Entries shown –
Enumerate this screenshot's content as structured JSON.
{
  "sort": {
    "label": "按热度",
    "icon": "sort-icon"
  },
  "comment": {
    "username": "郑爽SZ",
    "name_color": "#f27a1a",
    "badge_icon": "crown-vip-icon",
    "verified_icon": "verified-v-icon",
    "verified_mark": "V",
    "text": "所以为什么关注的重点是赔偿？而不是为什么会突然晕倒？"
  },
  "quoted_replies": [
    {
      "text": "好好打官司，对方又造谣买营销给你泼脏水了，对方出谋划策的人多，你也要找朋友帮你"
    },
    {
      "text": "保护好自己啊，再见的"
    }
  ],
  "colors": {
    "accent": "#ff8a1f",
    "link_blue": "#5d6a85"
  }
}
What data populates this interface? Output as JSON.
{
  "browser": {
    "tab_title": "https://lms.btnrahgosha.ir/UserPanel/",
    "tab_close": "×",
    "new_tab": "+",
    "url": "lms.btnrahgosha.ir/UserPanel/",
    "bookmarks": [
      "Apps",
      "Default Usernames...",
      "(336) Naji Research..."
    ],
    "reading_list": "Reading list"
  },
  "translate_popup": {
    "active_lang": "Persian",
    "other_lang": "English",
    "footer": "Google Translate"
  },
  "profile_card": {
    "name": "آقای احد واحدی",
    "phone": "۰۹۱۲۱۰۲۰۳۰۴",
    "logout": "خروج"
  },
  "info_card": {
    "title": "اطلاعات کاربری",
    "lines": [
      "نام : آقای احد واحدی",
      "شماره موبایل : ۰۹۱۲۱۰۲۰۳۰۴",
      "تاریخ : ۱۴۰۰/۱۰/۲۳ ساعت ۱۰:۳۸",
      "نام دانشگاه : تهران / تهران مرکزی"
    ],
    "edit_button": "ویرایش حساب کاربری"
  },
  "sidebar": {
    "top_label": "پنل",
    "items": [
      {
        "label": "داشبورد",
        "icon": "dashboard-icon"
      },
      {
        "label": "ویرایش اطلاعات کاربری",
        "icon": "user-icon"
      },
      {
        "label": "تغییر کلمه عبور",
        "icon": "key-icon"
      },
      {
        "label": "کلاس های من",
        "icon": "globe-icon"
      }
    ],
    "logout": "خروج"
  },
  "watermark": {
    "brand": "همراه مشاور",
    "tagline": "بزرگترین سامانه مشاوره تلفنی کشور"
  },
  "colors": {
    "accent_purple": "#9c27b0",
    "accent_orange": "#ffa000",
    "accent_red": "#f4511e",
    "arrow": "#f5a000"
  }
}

Exercise task – Pick out the lines that contain "ویرایش" and copy them.

Answer to the task –
    "edit_button": "ویرایش حساب کاربری"
        "label": "ویرایش اطلاعات کاربری",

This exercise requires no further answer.